Exactly reproduce each entry, leaving out nothing.
[start of MATERIAL FOR THIS EXERCISE]
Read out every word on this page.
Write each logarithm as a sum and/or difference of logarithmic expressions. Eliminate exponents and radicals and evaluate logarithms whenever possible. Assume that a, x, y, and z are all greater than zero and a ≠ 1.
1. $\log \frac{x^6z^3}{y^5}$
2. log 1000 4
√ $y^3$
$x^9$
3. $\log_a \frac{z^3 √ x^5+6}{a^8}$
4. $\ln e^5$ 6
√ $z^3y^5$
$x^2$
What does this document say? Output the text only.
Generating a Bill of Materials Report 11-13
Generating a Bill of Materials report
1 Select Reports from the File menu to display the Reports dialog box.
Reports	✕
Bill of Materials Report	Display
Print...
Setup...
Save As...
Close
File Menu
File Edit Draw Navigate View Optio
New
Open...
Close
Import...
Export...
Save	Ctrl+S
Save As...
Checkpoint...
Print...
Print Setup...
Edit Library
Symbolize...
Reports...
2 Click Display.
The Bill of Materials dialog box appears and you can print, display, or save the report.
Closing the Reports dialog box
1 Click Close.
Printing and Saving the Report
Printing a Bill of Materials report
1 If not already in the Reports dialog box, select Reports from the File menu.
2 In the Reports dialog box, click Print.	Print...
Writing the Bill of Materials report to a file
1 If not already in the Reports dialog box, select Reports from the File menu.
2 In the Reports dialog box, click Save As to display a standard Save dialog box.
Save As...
[end of MATERIAL FOR THIS EXERCISE]
## COMPLETED EXERCISE
Read out every word on this page.
Write each logarithm as a sum and/or difference of logarithmic expressions. Eliminate exponents and radicals and evaluate logarithms whenever possible. Assume that a, x, y, and z are all greater than zero and a ≠ 1.
1. $\log \frac{x^6z^3}{y^5}$
2. log 1000 4
√ $y^3$
$x^9$
3. $\log_a \frac{z^3 √ x^5+6}{a^8}$
4. $\ln e^5$ 6
√ $z^3y^5$
$x^2$
What does this document say? Output the text only.
Generating a Bill of Materials Report 11-13
Generating a Bill of Materials report
1 Select Reports from the File menu to display the Reports dialog box.
Reports	✕
Bill of Materials Report	Display
Print...
Setup...
Save As...
Close
File Menu
File Edit Draw Navigate View Optio
New
Open...
Close
Import...
Export...
Save	Ctrl+S
Save As...
Checkpoint...
Print...
Print Setup...
Edit Library
Symbolize...
Reports...
2 Click Display.
The Bill of Materials dialog box appears and you can print, display, or save the report.
Closing the Reports dialog box
1 Click Close.
Printing and Saving the Report
Printing a Bill of Materials report
1 If not already in the Reports dialog box, select Reports from the File menu.
2 In the Reports dialog box, click Print.	Print...
Writing the Bill of Materials report to a file
1 If not already in the Reports dialog box, select Reports from the File menu.
2 In the Reports dialog box, click Save As to display a standard Save dialog box.
Save As...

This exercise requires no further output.